EXTRACTED MATERIAL:
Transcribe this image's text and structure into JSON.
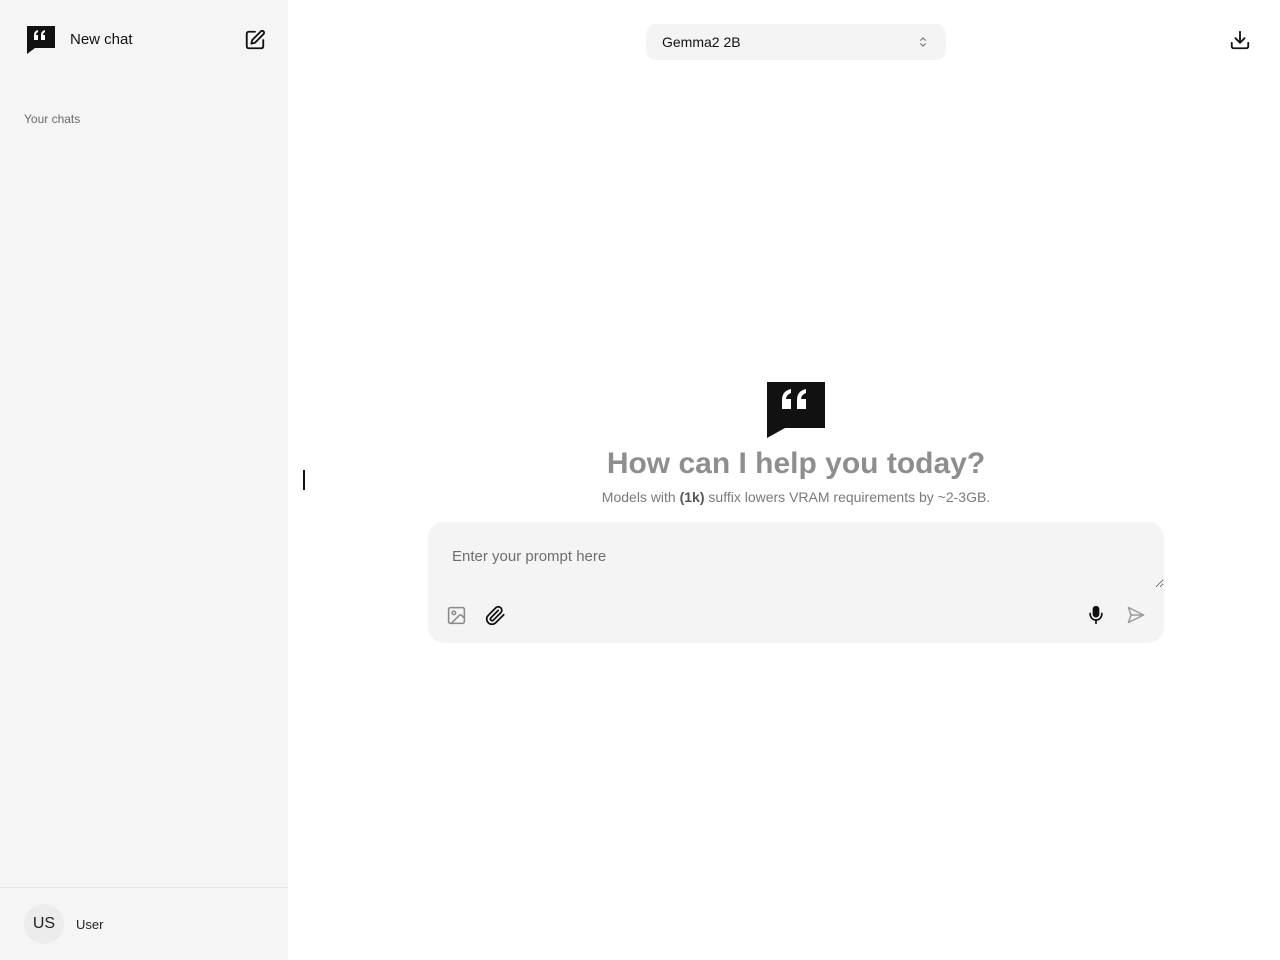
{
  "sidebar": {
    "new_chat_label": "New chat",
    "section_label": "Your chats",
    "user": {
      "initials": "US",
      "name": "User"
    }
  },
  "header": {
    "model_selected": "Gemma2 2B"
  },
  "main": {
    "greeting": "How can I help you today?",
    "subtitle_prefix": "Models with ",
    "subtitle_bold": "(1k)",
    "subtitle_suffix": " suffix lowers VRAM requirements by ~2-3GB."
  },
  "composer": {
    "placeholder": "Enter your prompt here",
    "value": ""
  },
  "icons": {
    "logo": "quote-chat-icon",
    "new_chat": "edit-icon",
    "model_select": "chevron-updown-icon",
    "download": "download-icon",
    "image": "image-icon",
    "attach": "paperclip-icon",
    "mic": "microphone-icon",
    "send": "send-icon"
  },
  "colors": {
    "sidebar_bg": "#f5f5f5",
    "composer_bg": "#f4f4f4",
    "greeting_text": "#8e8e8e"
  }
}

WRITTEN EXERCISE:
Whenever "image" turns up in a line, pick that line out.

RESULT FOR THIS EXERCISE:
Transcribe this image's text and structure into JSON.
    "image": "image-icon",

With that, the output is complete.